_ZU ERLEDIGEN_.
Wie viele der unten stehenden Zeilen enthalten die Zeichenfolge „chevron“, wobei Groß- und Kleinschreibung zu beachten ist? Nenne nur die Zahl.

(Auflistungen von Elementen und Boxen)
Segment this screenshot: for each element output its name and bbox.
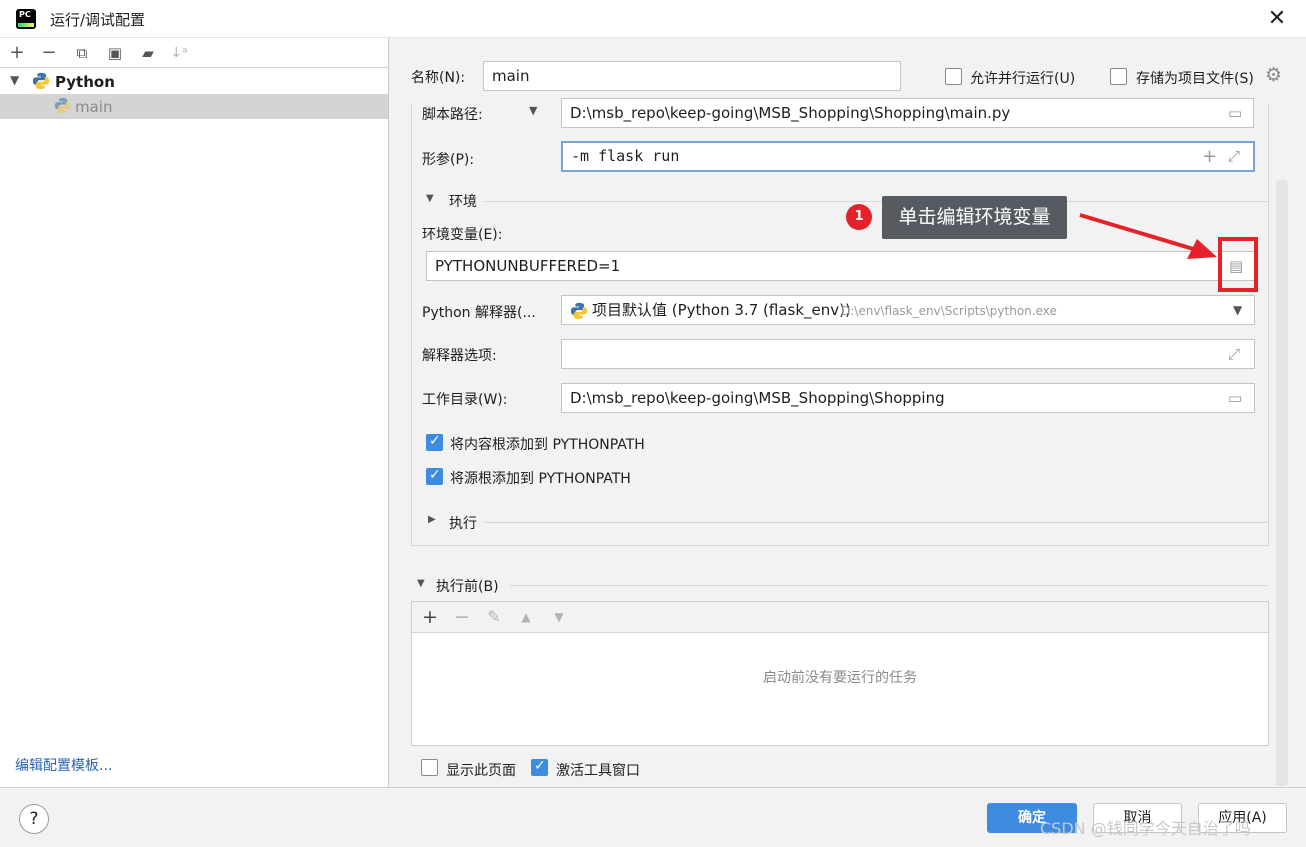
name-label: 名称(N): xyxy=(411,70,466,86)
interpreter-label: Python 解释器(... xyxy=(422,305,536,321)
python-icon xyxy=(32,72,50,90)
chevron-down-icon[interactable]: ▼ xyxy=(1233,296,1242,324)
before-launch-separator xyxy=(510,585,1268,586)
sort-alpha-icon: ↓ᵃ xyxy=(170,45,188,61)
before-launch-label: 执行前(B) xyxy=(436,579,499,595)
pycharm-logo-icon: PC xyxy=(16,9,36,29)
script-type-dropdown-icon[interactable]: ▼ xyxy=(529,104,537,117)
show-page-label: 显示此页面 xyxy=(446,763,516,779)
folder-browse-icon[interactable]: ▭ xyxy=(1228,389,1242,407)
edit-templates-link[interactable]: 编辑配置模板... xyxy=(15,755,112,775)
add-task-icon[interactable]: + xyxy=(419,606,441,628)
interpreter-value: 项目默认值 (Python 3.7 (flask_env)) xyxy=(592,301,851,319)
tree-node-python[interactable]: ▼ Python xyxy=(0,69,388,94)
store-project-label: 存储为项目文件(S) xyxy=(1136,71,1254,87)
add-source-roots-label: 将源根添加到 PYTHONPATH xyxy=(450,471,631,487)
workdir-label: 工作目录(W): xyxy=(422,392,508,408)
close-button[interactable]: ✕ xyxy=(1262,4,1292,34)
vertical-scrollbar[interactable] xyxy=(1276,180,1288,786)
chevron-down-icon[interactable]: ▼ xyxy=(10,73,19,87)
params-label: 形参(P): xyxy=(422,152,475,168)
name-input[interactable]: main xyxy=(483,61,901,91)
activate-tool-checkbox[interactable] xyxy=(531,758,548,776)
tree-node-main-label: main xyxy=(75,98,113,116)
before-launch-toolbar: + − ✎ ▲ ▼ xyxy=(412,602,1268,633)
script-path-value: D:\msb_repo\keep-going\MSB_Shopping\Shop… xyxy=(570,104,1011,122)
edit-task-icon: ✎ xyxy=(487,607,501,626)
title-bar: PC 运行/调试配置 ✕ xyxy=(0,0,1306,38)
exec-separator xyxy=(485,522,1268,523)
dialog-button-bar: ? 确定 取消 应用(A) CSDN @钱同学今天自治了吗 xyxy=(0,787,1306,847)
move-down-icon: ▼ xyxy=(554,610,564,624)
config-toolbar: + − ⧉ ▣ ▰ ↓ᵃ xyxy=(0,38,389,68)
add-macro-icon[interactable]: + xyxy=(1202,146,1217,167)
config-detail-pane: 名称(N): main 允许并行运行(U) 存储为项目文件(S) ⚙ 脚本路径:… xyxy=(390,38,1306,787)
workdir-input[interactable]: D:\msb_repo\keep-going\MSB_Shopping\Shop… xyxy=(561,383,1255,413)
before-launch-collapse-icon[interactable]: ▼ xyxy=(417,578,425,589)
env-collapse-icon[interactable]: ▼ xyxy=(426,193,434,204)
tree-node-main[interactable]: main xyxy=(0,94,388,119)
no-tasks-message: 启动前没有要运行的任务 xyxy=(763,670,917,686)
window-title: 运行/调试配置 xyxy=(50,11,146,29)
script-path-input[interactable]: D:\msb_repo\keep-going\MSB_Shopping\Shop… xyxy=(561,98,1254,128)
exec-section-title: 执行 xyxy=(449,516,477,532)
annotation-arrow xyxy=(1079,213,1217,259)
script-path-label: 脚本路径: xyxy=(422,107,483,123)
python-config-icon xyxy=(54,97,71,114)
move-up-icon: ▲ xyxy=(521,610,531,624)
activate-tool-label: 激活工具窗口 xyxy=(556,763,640,779)
interp-options-input[interactable] xyxy=(561,339,1255,369)
annotation-tooltip: 单击编辑环境变量 xyxy=(882,196,1067,239)
env-separator xyxy=(485,201,1268,202)
remove-task-icon: − xyxy=(454,606,470,628)
save-config-icon[interactable]: ▣ xyxy=(103,41,127,65)
workdir-value: D:\msb_repo\keep-going\MSB_Shopping\Shop… xyxy=(570,389,945,407)
expand-icon[interactable]: ⤢ xyxy=(1228,147,1240,165)
add-source-roots-checkbox[interactable] xyxy=(426,467,443,485)
allow-parallel-label: 允许并行运行(U) xyxy=(970,71,1076,87)
interpreter-select[interactable]: 项目默认值 (Python 3.7 (flask_env)) D:\env\fl… xyxy=(561,295,1255,325)
copy-config-icon[interactable]: ⧉ xyxy=(70,41,94,65)
add-content-roots-label: 将内容根添加到 PYTHONPATH xyxy=(450,437,645,453)
move-to-folder-icon[interactable]: ▰ xyxy=(136,41,160,65)
store-project-checkbox[interactable] xyxy=(1110,68,1127,85)
expand-icon[interactable]: ⤢ xyxy=(1228,345,1240,363)
config-tree-pane: + − ⧉ ▣ ▰ ↓ᵃ ▼ Python main 编辑配置模板... xyxy=(0,38,389,787)
interp-options-label: 解释器选项: xyxy=(422,348,497,364)
csdn-watermark: CSDN @钱同学今天自治了吗 xyxy=(1040,819,1251,838)
add-config-icon[interactable]: + xyxy=(5,41,29,65)
folder-browse-icon[interactable]: ▭ xyxy=(1228,104,1242,122)
env-vars-value: PYTHONUNBUFFERED=1 xyxy=(435,257,621,275)
add-content-roots-checkbox[interactable] xyxy=(426,433,443,451)
interpreter-path: D:\env\flask_env\Scripts\python.exe xyxy=(841,304,1057,318)
params-input[interactable]: -m flask run xyxy=(561,141,1255,172)
remove-config-icon[interactable]: − xyxy=(37,41,61,65)
params-value: -m flask run xyxy=(571,147,680,165)
help-button[interactable]: ? xyxy=(19,804,49,834)
allow-parallel-checkbox[interactable] xyxy=(945,68,962,85)
tree-node-python-label: Python xyxy=(55,73,115,91)
before-launch-panel: + − ✎ ▲ ▼ 启动前没有要运行的任务 xyxy=(411,601,1269,746)
gear-icon[interactable]: ⚙ xyxy=(1265,64,1282,86)
env-section-title: 环境 xyxy=(449,194,477,210)
annotation-badge: 1 xyxy=(846,204,872,230)
show-page-checkbox[interactable] xyxy=(421,759,438,776)
env-vars-label: 环境变量(E): xyxy=(422,227,503,243)
exec-expand-icon[interactable]: ▶ xyxy=(428,514,436,525)
python-interpreter-icon xyxy=(570,302,588,320)
annotation-highlight-box xyxy=(1218,237,1258,292)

_ENDGÜLTIGE ANTWORT_.
2